• MATERIAL FOR THE TASK:
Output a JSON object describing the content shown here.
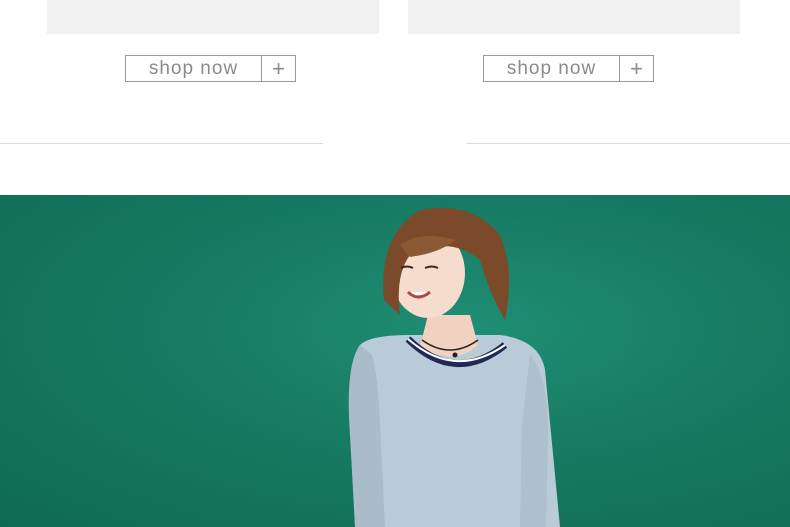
{
  "product_cards": [
    {
      "shop_label": "shop now",
      "plus_icon": "plus-icon"
    },
    {
      "shop_label": "shop now",
      "plus_icon": "plus-icon"
    }
  ],
  "hero": {
    "background_color": "#177a62",
    "subject_icon": "model-photo"
  }
}
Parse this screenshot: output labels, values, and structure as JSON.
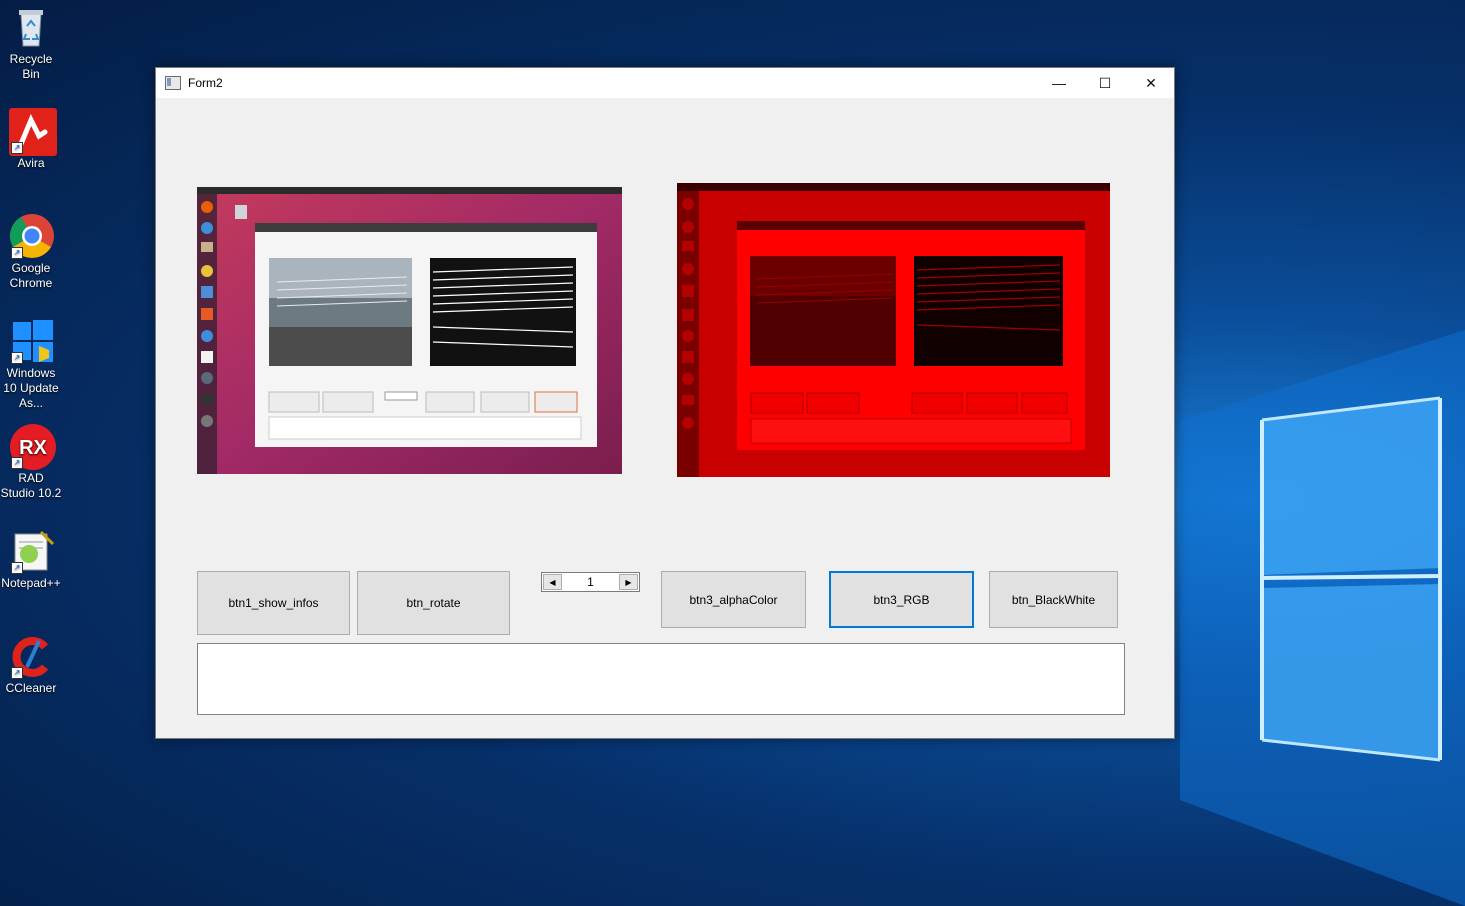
{
  "desktop": {
    "icons": [
      {
        "label": "Recycle Bin"
      },
      {
        "label": "Avira"
      },
      {
        "label": "Google Chrome"
      },
      {
        "label": "Windows 10 Update As..."
      },
      {
        "label": "RAD Studio 10.2"
      },
      {
        "label": "Notepad++"
      },
      {
        "label": "CCleaner"
      }
    ]
  },
  "window": {
    "title": "Form2",
    "controls": {
      "minimize": "—",
      "maximize": "☐",
      "close": "✕"
    }
  },
  "buttons": {
    "show_infos": "btn1_show_infos",
    "rotate": "btn_rotate",
    "alpha_color": "btn3_alphaColor",
    "rgb": "btn3_RGB",
    "black_white": "btn_BlackWhite"
  },
  "spinner": {
    "value": "1",
    "left_arrow": "◀",
    "right_arrow": "▶"
  },
  "colors": {
    "accent": "#0078d7",
    "red_filter": "#ff0000"
  }
}
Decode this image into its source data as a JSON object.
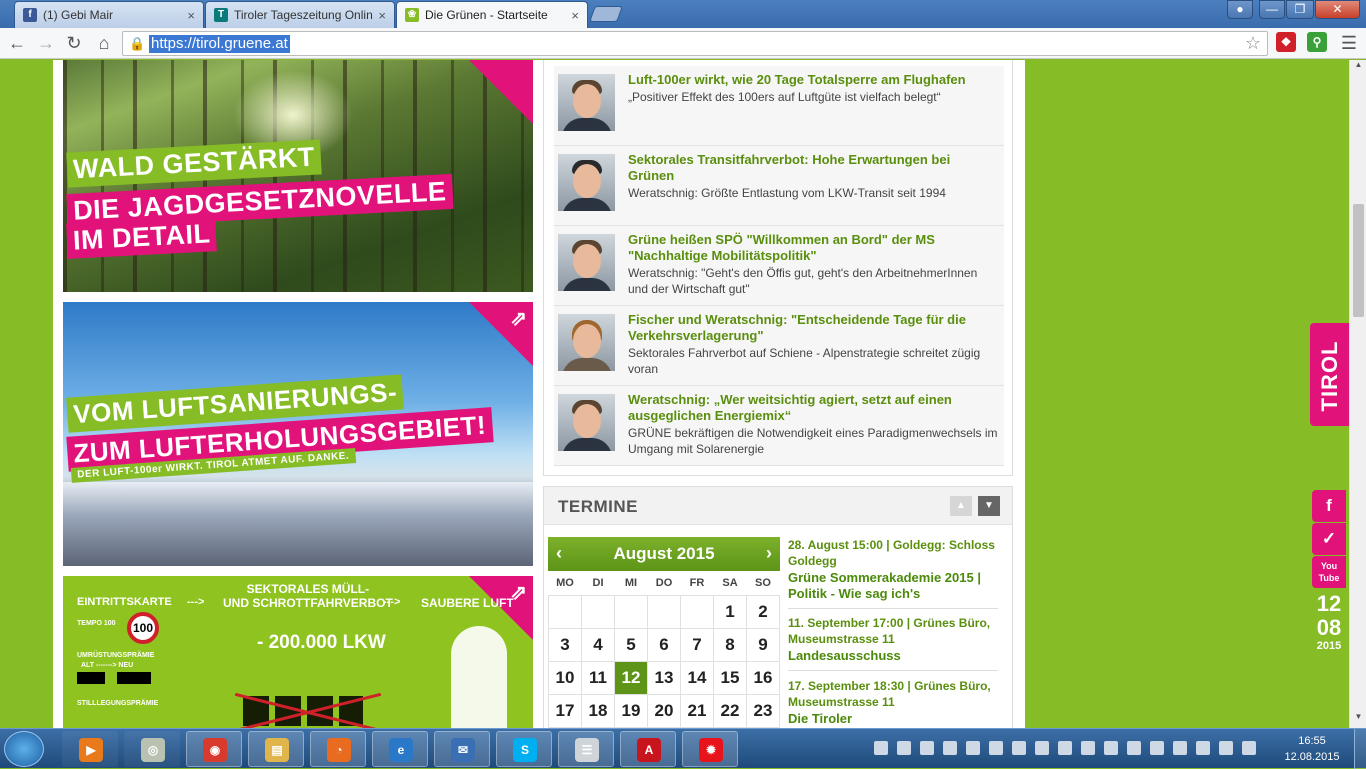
{
  "browser": {
    "tabs": [
      {
        "title": "(1) Gebi Mair",
        "icon": "facebook-icon",
        "color": "#3b5998",
        "glyph": "f"
      },
      {
        "title": "Tiroler Tageszeitung Onlin",
        "icon": "tt-icon",
        "color": "#0a7a7a",
        "glyph": "T"
      },
      {
        "title": "Die Grünen - Startseite",
        "icon": "gruene-icon",
        "color": "#86bc25",
        "glyph": "❀"
      }
    ],
    "url": "https://tirol.gruene.at",
    "close_glyph": "×"
  },
  "colors": {
    "brand_green": "#86bc25",
    "brand_pink": "#e2127b",
    "link_green": "#5a8f0e"
  },
  "banners": [
    {
      "lines": [
        "WALD GESTÄRKT",
        "DIE JAGDGESETZNOVELLE",
        "IM DETAIL"
      ]
    },
    {
      "lines": [
        "VOM LUFTSANIERUNGS-",
        "ZUM LUFTERHOLUNGSGEBIET!"
      ],
      "tagline": "DER LUFT-100er WIRKT. TIROL ATMET AUF. DANKE."
    },
    {
      "heading": "SEKTORALES MÜLL-\nUND SCHROTTFAHRVERBOT",
      "left": "EINTRITTSKARTE",
      "arrow1": "--->",
      "arrow2": "--->",
      "right": "SAUBERE LUFT",
      "tempo": "TEMPO 100",
      "speed": "100",
      "umr": "UMRÜSTUNGSPRÄMIE",
      "altneu": "ALT -------> NEU",
      "still": "STILLLEGUNGSPRÄMIE",
      "lkw": "- 200.000 LKW"
    }
  ],
  "news": [
    {
      "title": "Luft-100er wirkt, wie 20 Tage Totalsperre am Flughafen",
      "sub": "„Positiver Effekt des 100ers auf Luftgüte ist vielfach belegt“"
    },
    {
      "title": "Sektorales Transitfahrverbot: Hohe Erwartungen bei Grünen",
      "sub": "Weratschnig: Größte Entlastung vom LKW-Transit seit 1994"
    },
    {
      "title": "Grüne heißen SPÖ \"Willkommen an Bord\" der MS \"Nachhaltige Mobilitätspolitik\"",
      "sub": "Weratschnig: \"Geht's den Öffis gut, geht's den ArbeitnehmerInnen und der Wirtschaft gut\""
    },
    {
      "title": "Fischer und Weratschnig: \"Entscheidende Tage für die Verkehrsverlagerung\"",
      "sub": "Sektorales Fahrverbot auf Schiene - Alpenstrategie schreitet zügig voran"
    },
    {
      "title": "Weratschnig: „Wer weitsichtig agiert, setzt auf einen ausgeglichen Energiemix“",
      "sub": "GRÜNE bekräftigen die Notwendigkeit eines Paradigmenwechsels im Umgang mit Solarenergie"
    }
  ],
  "termine": {
    "heading": "TERMINE",
    "calendar": {
      "month": "August 2015",
      "weekdays": [
        "MO",
        "DI",
        "MI",
        "DO",
        "FR",
        "SA",
        "SO"
      ],
      "weeks": [
        [
          "",
          "",
          "",
          "",
          "",
          "1",
          "2"
        ],
        [
          "3",
          "4",
          "5",
          "6",
          "7",
          "8",
          "9"
        ],
        [
          "10",
          "11",
          "12",
          "13",
          "14",
          "15",
          "16"
        ],
        [
          "17",
          "18",
          "19",
          "20",
          "21",
          "22",
          "23"
        ]
      ],
      "today": "12"
    },
    "events": [
      {
        "date": "28. August 15:00 | Goldegg: Schloss Goldegg",
        "name": "Grüne Sommerakademie 2015 | Politik - Wie sag ich's"
      },
      {
        "date": "11. September 17:00 | Grünes Büro, Museumstrasse 11",
        "name": "Landesausschuss"
      },
      {
        "date": "17. September 18:30 | Grünes Büro, Museumstrasse 11",
        "name": "Die Tiroler"
      }
    ]
  },
  "side": {
    "tirol": "TIROL",
    "social": [
      {
        "icon": "facebook-icon",
        "glyph": "f"
      },
      {
        "icon": "twitter-icon",
        "glyph": "t"
      },
      {
        "icon": "youtube-icon",
        "glyph": "You\nTube"
      }
    ],
    "date": {
      "day": "12",
      "month": "08",
      "year": "2015"
    }
  },
  "taskbar": {
    "apps": [
      {
        "icon": "media-player-icon",
        "color": "#e87a1c",
        "glyph": "▶"
      },
      {
        "icon": "dvd-icon",
        "color": "#b9c2b0",
        "glyph": "◎"
      },
      {
        "icon": "chrome-icon",
        "color": "#d83b2d",
        "glyph": "◉"
      },
      {
        "icon": "explorer-folder-icon",
        "color": "#e0b64c",
        "glyph": "▤"
      },
      {
        "icon": "firefox-icon",
        "color": "#e86b1f",
        "glyph": "◔"
      },
      {
        "icon": "internet-explorer-icon",
        "color": "#2a78c8",
        "glyph": "e"
      },
      {
        "icon": "thunderbird-icon",
        "color": "#3b6fb3",
        "glyph": "✉"
      },
      {
        "icon": "skype-icon",
        "color": "#00aff0",
        "glyph": "S"
      },
      {
        "icon": "document-icon",
        "color": "#cfd4d9",
        "glyph": "☰"
      },
      {
        "icon": "acrobat-icon",
        "color": "#c8141c",
        "glyph": "A"
      },
      {
        "icon": "paint-splash-icon",
        "color": "#e8141c",
        "glyph": "✹"
      }
    ],
    "clock_time": "16:55",
    "clock_date": "12.08.2015"
  }
}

• YOUR GOAL: Tally the lines of the records holding the word "object", then state only the tally.

• TASK SOLUTION: 2